Figure collection entries
--- --- ---

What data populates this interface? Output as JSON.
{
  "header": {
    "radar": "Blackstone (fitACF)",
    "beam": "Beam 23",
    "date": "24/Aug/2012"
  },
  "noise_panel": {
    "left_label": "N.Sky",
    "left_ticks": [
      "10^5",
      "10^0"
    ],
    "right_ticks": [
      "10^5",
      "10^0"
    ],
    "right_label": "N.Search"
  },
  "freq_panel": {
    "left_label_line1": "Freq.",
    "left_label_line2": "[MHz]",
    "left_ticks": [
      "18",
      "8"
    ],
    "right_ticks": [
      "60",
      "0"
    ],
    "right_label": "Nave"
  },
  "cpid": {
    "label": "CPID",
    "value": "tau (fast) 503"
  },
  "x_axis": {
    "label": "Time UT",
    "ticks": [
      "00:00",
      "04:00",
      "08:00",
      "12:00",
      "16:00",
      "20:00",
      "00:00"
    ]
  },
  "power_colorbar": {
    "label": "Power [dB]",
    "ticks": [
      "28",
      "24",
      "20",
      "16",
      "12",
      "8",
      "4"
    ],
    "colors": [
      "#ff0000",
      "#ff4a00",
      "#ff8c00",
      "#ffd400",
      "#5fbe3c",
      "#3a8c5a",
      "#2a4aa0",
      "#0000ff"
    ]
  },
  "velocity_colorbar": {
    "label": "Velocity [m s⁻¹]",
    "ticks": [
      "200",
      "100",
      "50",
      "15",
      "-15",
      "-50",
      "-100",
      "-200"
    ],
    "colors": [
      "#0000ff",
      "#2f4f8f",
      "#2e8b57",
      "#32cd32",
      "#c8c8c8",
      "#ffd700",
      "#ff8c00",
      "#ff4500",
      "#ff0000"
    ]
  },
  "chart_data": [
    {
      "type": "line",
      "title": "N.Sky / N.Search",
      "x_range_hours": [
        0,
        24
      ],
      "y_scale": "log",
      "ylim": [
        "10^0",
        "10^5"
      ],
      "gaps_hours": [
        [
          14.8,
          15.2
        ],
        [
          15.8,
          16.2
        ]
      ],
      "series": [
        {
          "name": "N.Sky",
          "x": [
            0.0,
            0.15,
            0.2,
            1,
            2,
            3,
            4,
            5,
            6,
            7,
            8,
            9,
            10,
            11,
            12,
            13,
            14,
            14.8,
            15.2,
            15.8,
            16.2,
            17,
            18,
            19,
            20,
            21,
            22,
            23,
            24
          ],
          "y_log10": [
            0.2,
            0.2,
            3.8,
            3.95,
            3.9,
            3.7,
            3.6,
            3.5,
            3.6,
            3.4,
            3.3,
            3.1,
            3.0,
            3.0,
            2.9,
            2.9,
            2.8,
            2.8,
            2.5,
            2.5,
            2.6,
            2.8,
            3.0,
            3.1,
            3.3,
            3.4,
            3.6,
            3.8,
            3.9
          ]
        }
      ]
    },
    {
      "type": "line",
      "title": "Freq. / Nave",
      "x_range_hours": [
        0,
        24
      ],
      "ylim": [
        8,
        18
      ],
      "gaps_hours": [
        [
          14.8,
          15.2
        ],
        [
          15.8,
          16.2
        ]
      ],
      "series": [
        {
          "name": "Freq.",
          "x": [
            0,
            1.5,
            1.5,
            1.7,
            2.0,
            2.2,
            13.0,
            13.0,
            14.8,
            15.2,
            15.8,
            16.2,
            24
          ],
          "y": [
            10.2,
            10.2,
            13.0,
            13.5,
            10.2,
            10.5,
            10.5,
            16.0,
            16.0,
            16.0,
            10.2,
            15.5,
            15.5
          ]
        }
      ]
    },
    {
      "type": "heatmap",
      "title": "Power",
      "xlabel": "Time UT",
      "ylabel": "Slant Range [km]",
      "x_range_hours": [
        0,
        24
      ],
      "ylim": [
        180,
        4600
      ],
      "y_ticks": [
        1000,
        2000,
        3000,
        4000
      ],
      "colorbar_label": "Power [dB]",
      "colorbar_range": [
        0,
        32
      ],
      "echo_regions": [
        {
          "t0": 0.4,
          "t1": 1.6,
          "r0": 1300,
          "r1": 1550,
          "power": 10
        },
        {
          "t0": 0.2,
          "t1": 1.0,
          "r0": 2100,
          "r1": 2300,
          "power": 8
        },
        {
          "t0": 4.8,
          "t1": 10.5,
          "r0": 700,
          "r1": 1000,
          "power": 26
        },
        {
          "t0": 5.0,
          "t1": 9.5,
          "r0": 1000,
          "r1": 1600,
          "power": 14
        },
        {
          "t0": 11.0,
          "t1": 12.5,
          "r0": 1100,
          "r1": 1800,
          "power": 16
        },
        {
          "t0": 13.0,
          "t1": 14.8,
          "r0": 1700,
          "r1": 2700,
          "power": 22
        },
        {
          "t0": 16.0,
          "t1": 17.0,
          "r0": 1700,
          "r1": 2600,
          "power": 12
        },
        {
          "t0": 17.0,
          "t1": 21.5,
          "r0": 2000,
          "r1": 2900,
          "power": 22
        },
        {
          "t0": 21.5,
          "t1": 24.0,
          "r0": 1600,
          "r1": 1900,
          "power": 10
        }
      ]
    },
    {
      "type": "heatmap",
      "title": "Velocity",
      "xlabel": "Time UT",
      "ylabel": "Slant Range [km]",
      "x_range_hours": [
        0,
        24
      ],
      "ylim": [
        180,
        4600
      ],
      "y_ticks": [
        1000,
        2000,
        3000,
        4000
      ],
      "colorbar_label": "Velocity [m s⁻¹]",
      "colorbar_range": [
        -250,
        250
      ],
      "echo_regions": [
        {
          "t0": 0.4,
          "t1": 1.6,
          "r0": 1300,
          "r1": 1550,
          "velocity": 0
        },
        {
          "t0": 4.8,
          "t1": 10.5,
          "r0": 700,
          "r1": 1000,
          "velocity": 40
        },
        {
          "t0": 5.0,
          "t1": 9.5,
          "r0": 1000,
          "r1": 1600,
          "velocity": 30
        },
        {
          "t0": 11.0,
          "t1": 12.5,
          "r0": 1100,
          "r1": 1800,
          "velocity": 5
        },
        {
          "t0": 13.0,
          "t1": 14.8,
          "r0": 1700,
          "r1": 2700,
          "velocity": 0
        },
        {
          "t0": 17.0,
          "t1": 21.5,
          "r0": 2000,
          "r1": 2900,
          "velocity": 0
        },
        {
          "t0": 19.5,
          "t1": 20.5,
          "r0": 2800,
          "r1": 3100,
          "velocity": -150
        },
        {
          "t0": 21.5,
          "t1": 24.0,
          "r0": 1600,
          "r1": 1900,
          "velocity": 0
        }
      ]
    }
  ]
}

--- --- ---

▸ REQUIRED WORK
All of the data needs to be reproduced exactly, with no line missing.

▸ REPLY
What data populates this interface? Output as JSON.
{
  "header": {
    "radar": "Blackstone (fitACF)",
    "beam": "Beam 23",
    "date": "24/Aug/2012"
  },
  "noise_panel": {
    "left_label": "N.Sky",
    "left_ticks": [
      "10^5",
      "10^0"
    ],
    "right_ticks": [
      "10^5",
      "10^0"
    ],
    "right_label": "N.Search"
  },
  "freq_panel": {
    "left_label_line1": "Freq.",
    "left_label_line2": "[MHz]",
    "left_ticks": [
      "18",
      "8"
    ],
    "right_ticks": [
      "60",
      "0"
    ],
    "right_label": "Nave"
  },
  "cpid": {
    "label": "CPID",
    "value": "tau (fast) 503"
  },
  "x_axis": {
    "label": "Time UT",
    "ticks": [
      "00:00",
      "04:00",
      "08:00",
      "12:00",
      "16:00",
      "20:00",
      "00:00"
    ]
  },
  "power_colorbar": {
    "label": "Power [dB]",
    "ticks": [
      "28",
      "24",
      "20",
      "16",
      "12",
      "8",
      "4"
    ],
    "colors": [
      "#ff0000",
      "#ff4a00",
      "#ff8c00",
      "#ffd400",
      "#5fbe3c",
      "#3a8c5a",
      "#2a4aa0",
      "#0000ff"
    ]
  },
  "velocity_colorbar": {
    "label": "Velocity [m s⁻¹]",
    "ticks": [
      "200",
      "100",
      "50",
      "15",
      "-15",
      "-50",
      "-100",
      "-200"
    ],
    "colors": [
      "#0000ff",
      "#2f4f8f",
      "#2e8b57",
      "#32cd32",
      "#c8c8c8",
      "#ffd700",
      "#ff8c00",
      "#ff4500",
      "#ff0000"
    ]
  },
  "chart_data": [
    {
      "type": "line",
      "title": "N.Sky / N.Search",
      "x_range_hours": [
        0,
        24
      ],
      "y_scale": "log",
      "ylim": [
        "10^0",
        "10^5"
      ],
      "gaps_hours": [
        [
          14.8,
          15.2
        ],
        [
          15.8,
          16.2
        ]
      ],
      "series": [
        {
          "name": "N.Sky",
          "x": [
            0.0,
            0.15,
            0.2,
            1,
            2,
            3,
            4,
            5,
            6,
            7,
            8,
            9,
            10,
            11,
            12,
            13,
            14,
            14.8,
            15.2,
            15.8,
            16.2,
            17,
            18,
            19,
            20,
            21,
            22,
            23,
            24
          ],
          "y_log10": [
            0.2,
            0.2,
            3.8,
            3.95,
            3.9,
            3.7,
            3.6,
            3.5,
            3.6,
            3.4,
            3.3,
            3.1,
            3.0,
            3.0,
            2.9,
            2.9,
            2.8,
            2.8,
            2.5,
            2.5,
            2.6,
            2.8,
            3.0,
            3.1,
            3.3,
            3.4,
            3.6,
            3.8,
            3.9
          ]
        }
      ]
    },
    {
      "type": "line",
      "title": "Freq. / Nave",
      "x_range_hours": [
        0,
        24
      ],
      "ylim": [
        8,
        18
      ],
      "gaps_hours": [
        [
          14.8,
          15.2
        ],
        [
          15.8,
          16.2
        ]
      ],
      "series": [
        {
          "name": "Freq.",
          "x": [
            0,
            1.5,
            1.5,
            1.7,
            2.0,
            2.2,
            13.0,
            13.0,
            14.8,
            15.2,
            15.8,
            16.2,
            24
          ],
          "y": [
            10.2,
            10.2,
            13.0,
            13.5,
            10.2,
            10.5,
            10.5,
            16.0,
            16.0,
            16.0,
            10.2,
            15.5,
            15.5
          ]
        }
      ]
    },
    {
      "type": "heatmap",
      "title": "Power",
      "xlabel": "Time UT",
      "ylabel": "Slant Range [km]",
      "x_range_hours": [
        0,
        24
      ],
      "ylim": [
        180,
        4600
      ],
      "y_ticks": [
        1000,
        2000,
        3000,
        4000
      ],
      "colorbar_label": "Power [dB]",
      "colorbar_range": [
        0,
        32
      ],
      "echo_regions": [
        {
          "t0": 0.4,
          "t1": 1.6,
          "r0": 1300,
          "r1": 1550,
          "power": 10
        },
        {
          "t0": 0.2,
          "t1": 1.0,
          "r0": 2100,
          "r1": 2300,
          "power": 8
        },
        {
          "t0": 4.8,
          "t1": 10.5,
          "r0": 700,
          "r1": 1000,
          "power": 26
        },
        {
          "t0": 5.0,
          "t1": 9.5,
          "r0": 1000,
          "r1": 1600,
          "power": 14
        },
        {
          "t0": 11.0,
          "t1": 12.5,
          "r0": 1100,
          "r1": 1800,
          "power": 16
        },
        {
          "t0": 13.0,
          "t1": 14.8,
          "r0": 1700,
          "r1": 2700,
          "power": 22
        },
        {
          "t0": 16.0,
          "t1": 17.0,
          "r0": 1700,
          "r1": 2600,
          "power": 12
        },
        {
          "t0": 17.0,
          "t1": 21.5,
          "r0": 2000,
          "r1": 2900,
          "power": 22
        },
        {
          "t0": 21.5,
          "t1": 24.0,
          "r0": 1600,
          "r1": 1900,
          "power": 10
        }
      ]
    },
    {
      "type": "heatmap",
      "title": "Velocity",
      "xlabel": "Time UT",
      "ylabel": "Slant Range [km]",
      "x_range_hours": [
        0,
        24
      ],
      "ylim": [
        180,
        4600
      ],
      "y_ticks": [
        1000,
        2000,
        3000,
        4000
      ],
      "colorbar_label": "Velocity [m s⁻¹]",
      "colorbar_range": [
        -250,
        250
      ],
      "echo_regions": [
        {
          "t0": 0.4,
          "t1": 1.6,
          "r0": 1300,
          "r1": 1550,
          "velocity": 0
        },
        {
          "t0": 4.8,
          "t1": 10.5,
          "r0": 700,
          "r1": 1000,
          "velocity": 40
        },
        {
          "t0": 5.0,
          "t1": 9.5,
          "r0": 1000,
          "r1": 1600,
          "velocity": 30
        },
        {
          "t0": 11.0,
          "t1": 12.5,
          "r0": 1100,
          "r1": 1800,
          "velocity": 5
        },
        {
          "t0": 13.0,
          "t1": 14.8,
          "r0": 1700,
          "r1": 2700,
          "velocity": 0
        },
        {
          "t0": 17.0,
          "t1": 21.5,
          "r0": 2000,
          "r1": 2900,
          "velocity": 0
        },
        {
          "t0": 19.5,
          "t1": 20.5,
          "r0": 2800,
          "r1": 3100,
          "velocity": -150
        },
        {
          "t0": 21.5,
          "t1": 24.0,
          "r0": 1600,
          "r1": 1900,
          "velocity": 0
        }
      ]
    }
  ]
}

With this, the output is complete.